### Exercise objective:
Would you restate the data exactly as given?

### Study material:
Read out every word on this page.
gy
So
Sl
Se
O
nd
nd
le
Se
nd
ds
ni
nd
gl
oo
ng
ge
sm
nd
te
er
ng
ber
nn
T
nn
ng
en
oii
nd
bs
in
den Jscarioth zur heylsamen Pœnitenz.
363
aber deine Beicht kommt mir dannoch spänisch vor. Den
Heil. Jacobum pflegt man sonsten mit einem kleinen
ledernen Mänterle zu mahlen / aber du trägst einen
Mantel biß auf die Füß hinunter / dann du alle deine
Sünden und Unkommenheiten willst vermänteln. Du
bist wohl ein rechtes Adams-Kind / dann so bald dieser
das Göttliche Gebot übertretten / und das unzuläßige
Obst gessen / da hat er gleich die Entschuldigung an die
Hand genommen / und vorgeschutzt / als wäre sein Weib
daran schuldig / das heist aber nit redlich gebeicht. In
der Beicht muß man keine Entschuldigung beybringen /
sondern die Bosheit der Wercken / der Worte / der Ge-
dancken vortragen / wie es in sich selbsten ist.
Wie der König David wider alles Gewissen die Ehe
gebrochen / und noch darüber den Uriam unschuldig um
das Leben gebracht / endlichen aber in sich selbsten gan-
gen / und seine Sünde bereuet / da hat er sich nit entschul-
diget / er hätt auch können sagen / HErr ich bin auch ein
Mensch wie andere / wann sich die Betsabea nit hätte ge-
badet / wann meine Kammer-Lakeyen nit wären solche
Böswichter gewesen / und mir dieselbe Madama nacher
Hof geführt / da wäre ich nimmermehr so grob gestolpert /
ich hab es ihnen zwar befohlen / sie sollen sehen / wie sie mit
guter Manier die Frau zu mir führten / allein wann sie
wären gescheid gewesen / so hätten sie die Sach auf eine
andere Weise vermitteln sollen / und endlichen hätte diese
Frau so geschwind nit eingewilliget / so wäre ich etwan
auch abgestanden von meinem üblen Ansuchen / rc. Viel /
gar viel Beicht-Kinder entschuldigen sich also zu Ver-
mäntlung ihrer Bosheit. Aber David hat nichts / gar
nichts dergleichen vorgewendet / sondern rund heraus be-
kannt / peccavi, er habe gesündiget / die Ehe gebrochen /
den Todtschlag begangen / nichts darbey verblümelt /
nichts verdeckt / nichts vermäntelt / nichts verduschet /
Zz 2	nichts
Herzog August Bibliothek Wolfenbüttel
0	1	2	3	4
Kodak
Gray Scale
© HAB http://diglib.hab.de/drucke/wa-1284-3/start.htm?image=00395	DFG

### Response below:
Read out every word on this page.
gy
So
Sl
Se
O
nd
nd
le
Se
nd
ds
ni
nd
gl
oo
ng
ge
sm
nd
te
er
ng
ber
nn
T
nn
ng
en
oii
nd
bs
in
den Jscarioth zur heylsamen Pœnitenz.
363
aber deine Beicht kommt mir dannoch spänisch vor. Den
Heil. Jacobum pflegt man sonsten mit einem kleinen
ledernen Mänterle zu mahlen / aber du trägst einen
Mantel biß auf die Füß hinunter / dann du alle deine
Sünden und Unkommenheiten willst vermänteln. Du
bist wohl ein rechtes Adams-Kind / dann so bald dieser
das Göttliche Gebot übertretten / und das unzuläßige
Obst gessen / da hat er gleich die Entschuldigung an die
Hand genommen / und vorgeschutzt / als wäre sein Weib
daran schuldig / das heist aber nit redlich gebeicht. In
der Beicht muß man keine Entschuldigung beybringen /
sondern die Bosheit der Wercken / der Worte / der Ge-
dancken vortragen / wie es in sich selbsten ist.
Wie der König David wider alles Gewissen die Ehe
gebrochen / und noch darüber den Uriam unschuldig um
das Leben gebracht / endlichen aber in sich selbsten gan-
gen / und seine Sünde bereuet / da hat er sich nit entschul-
diget / er hätt auch können sagen / HErr ich bin auch ein
Mensch wie andere / wann sich die Betsabea nit hätte ge-
badet / wann meine Kammer-Lakeyen nit wären solche
Böswichter gewesen / und mir dieselbe Madama nacher
Hof geführt / da wäre ich nimmermehr so grob gestolpert /
ich hab es ihnen zwar befohlen / sie sollen sehen / wie sie mit
guter Manier die Frau zu mir führten / allein wann sie
wären gescheid gewesen / so hätten sie die Sach auf eine
andere Weise vermitteln sollen / und endlichen hätte diese
Frau so geschwind nit eingewilliget / so wäre ich etwan
auch abgestanden von meinem üblen Ansuchen / rc. Viel /
gar viel Beicht-Kinder entschuldigen sich also zu Ver-
mäntlung ihrer Bosheit. Aber David hat nichts / gar
nichts dergleichen vorgewendet / sondern rund heraus be-
kannt / peccavi, er habe gesündiget / die Ehe gebrochen /
den Todtschlag begangen / nichts darbey verblümelt /
nichts verdeckt / nichts vermäntelt / nichts verduschet /
Zz 2	nichts
Herzog August Bibliothek Wolfenbüttel
0	1	2	3	4
Kodak
Gray Scale
© HAB http://diglib.hab.de/drucke/wa-1284-3/start.htm?image=00395	DFG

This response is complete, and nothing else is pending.